DIRECTIONS: Return the listing below word for word.
====
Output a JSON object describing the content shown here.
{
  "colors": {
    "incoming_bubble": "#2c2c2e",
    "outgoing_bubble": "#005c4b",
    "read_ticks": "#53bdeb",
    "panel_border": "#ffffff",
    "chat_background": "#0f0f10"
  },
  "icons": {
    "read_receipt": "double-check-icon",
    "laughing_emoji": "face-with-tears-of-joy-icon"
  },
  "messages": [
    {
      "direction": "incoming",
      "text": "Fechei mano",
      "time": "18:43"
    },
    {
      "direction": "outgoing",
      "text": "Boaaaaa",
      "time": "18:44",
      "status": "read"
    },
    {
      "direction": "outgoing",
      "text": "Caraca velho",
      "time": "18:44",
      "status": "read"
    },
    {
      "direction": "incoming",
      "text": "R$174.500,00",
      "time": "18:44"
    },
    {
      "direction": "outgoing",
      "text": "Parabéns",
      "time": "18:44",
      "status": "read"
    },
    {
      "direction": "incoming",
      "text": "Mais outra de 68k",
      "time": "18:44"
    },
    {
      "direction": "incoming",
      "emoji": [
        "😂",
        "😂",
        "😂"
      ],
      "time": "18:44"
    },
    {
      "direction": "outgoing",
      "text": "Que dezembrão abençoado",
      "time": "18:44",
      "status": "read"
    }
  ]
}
====
SOLUTION FOR THIS TASK:
Output a JSON object describing the content shown here.
{
  "colors": {
    "incoming_bubble": "#2c2c2e",
    "outgoing_bubble": "#005c4b",
    "read_ticks": "#53bdeb",
    "panel_border": "#ffffff",
    "chat_background": "#0f0f10"
  },
  "icons": {
    "read_receipt": "double-check-icon",
    "laughing_emoji": "face-with-tears-of-joy-icon"
  },
  "messages": [
    {
      "direction": "incoming",
      "text": "Fechei mano",
      "time": "18:43"
    },
    {
      "direction": "outgoing",
      "text": "Boaaaaa",
      "time": "18:44",
      "status": "read"
    },
    {
      "direction": "outgoing",
      "text": "Caraca velho",
      "time": "18:44",
      "status": "read"
    },
    {
      "direction": "incoming",
      "text": "R$174.500,00",
      "time": "18:44"
    },
    {
      "direction": "outgoing",
      "text": "Parabéns",
      "time": "18:44",
      "status": "read"
    },
    {
      "direction": "incoming",
      "text": "Mais outra de 68k",
      "time": "18:44"
    },
    {
      "direction": "incoming",
      "emoji": [
        "😂",
        "😂",
        "😂"
      ],
      "time": "18:44"
    },
    {
      "direction": "outgoing",
      "text": "Que dezembrão abençoado",
      "time": "18:44",
      "status": "read"
    }
  ]
}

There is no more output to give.